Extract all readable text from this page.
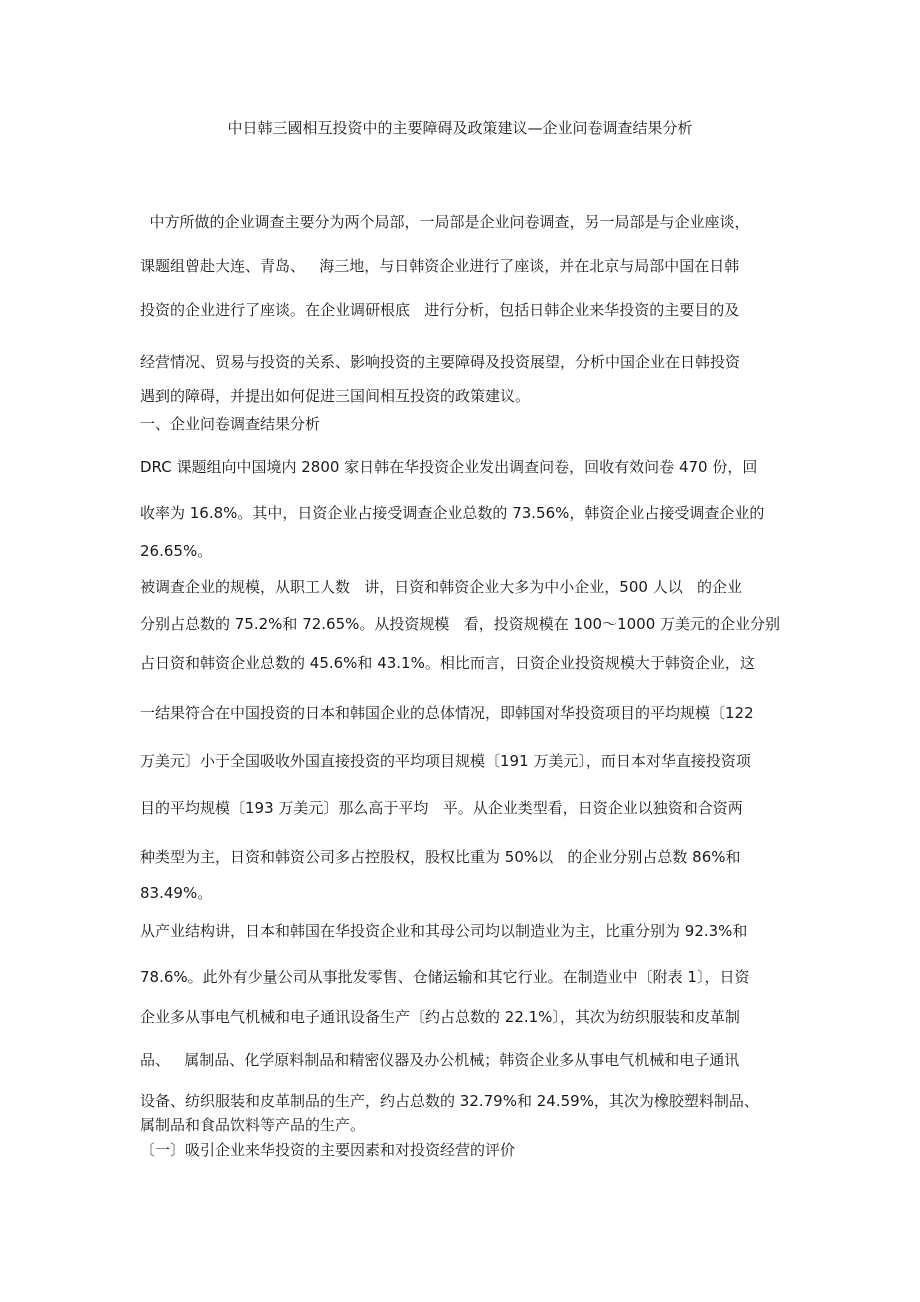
中日韩三國相互投资中的主要障碍及政策建议—企业问卷调查结果分析
中方所做的企业调查主要分为两个局部，一局部是企业问卷调查，另一局部是与企业座谈，
课题组曾赴大连、青岛、   海三地，与⽇韩资企业进行了座谈，并在北京与局部中国在⽇韩
投资的企业进行了座谈。在企业调研根底   进行分析，包括⽇韩企业来华投资的主要目的及
经营情况、贸易与投资的关系、影响投资的主要障碍及投资展望，分析中国企业在⽇韩投资
遇到的障碍，并提出如何促进三国间相互投资的政策建议。
一、企业问卷调查结果分析
DRC 课题组向中国境内 2800 家⽇韩在华投资企业发出调查问卷，回收有效问卷 470 份，回
收率为 16.8%。其中，⽇资企业占接受调查企业总数的 73.56%，韩资企业占接受调查企业的
26.65%。
被调查企业的规模，从职工人数   讲，⽇资和韩资企业大多为中小企业，500 人以   的企业
分别占总数的 75.2%和 72.65%。从投资规模   看，投资规模在 100～1000 万美元的企业分别
占⽇资和韩资企业总数的 45.6%和 43.1%。相比而言，⽇资企业投资规模大于韩资企业，这
一结果符合在中国投资的⽇本和韩国企业的总体情况，即韩国对华投资项目的平均规模〔122
万美元〕小于全国吸收外国直接投资的平均项目规模〔191 万美元〕，而⽇本对华直接投资项
目的平均规模〔193 万美元〕那么高于平均   平。从企业类型看，⽇资企业以独资和合资两
种类型为主，⽇资和韩资公司多占控股权，股权比重为 50%以   的企业分别占总数 86%和
83.49%。
从产业结构讲，⽇本和韩国在华投资企业和其母公司均以制造业为主，比重分别为 92.3%和
78.6%。此外有少量公司从事批发零售、仓储运输和其它行业。在制造业中〔附表 1〕，⽇资
企业多从事电气机械和电子通讯设备生产〔约占总数的 22.1%〕，其次为纺织服装和皮革制
品、   属制品、化学原料制品和精密仪器及办公机械；韩资企业多从事电气机械和电子通讯
设备、纺织服装和皮革制品的生产，约占总数的 32.79%和 24.59%，其次为橡胶塑料制品、
属制品和食品饮料等产品的生产。
〔一〕吸引企业来华投资的主要因素和对投资经营的评价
####################
#### WRITTEN EXERCISE:
Extract every line containing the string "约占总数的" from the data above.

#### FINISHED EXERCISE:
企业多从事电气机械和电子通讯设备生产〔约占总数的 22.1%〕，其次为纺织服装和皮革制
设备、纺织服装和皮革制品的生产，约占总数的 32.79%和 24.59%，其次为橡胶塑料制品、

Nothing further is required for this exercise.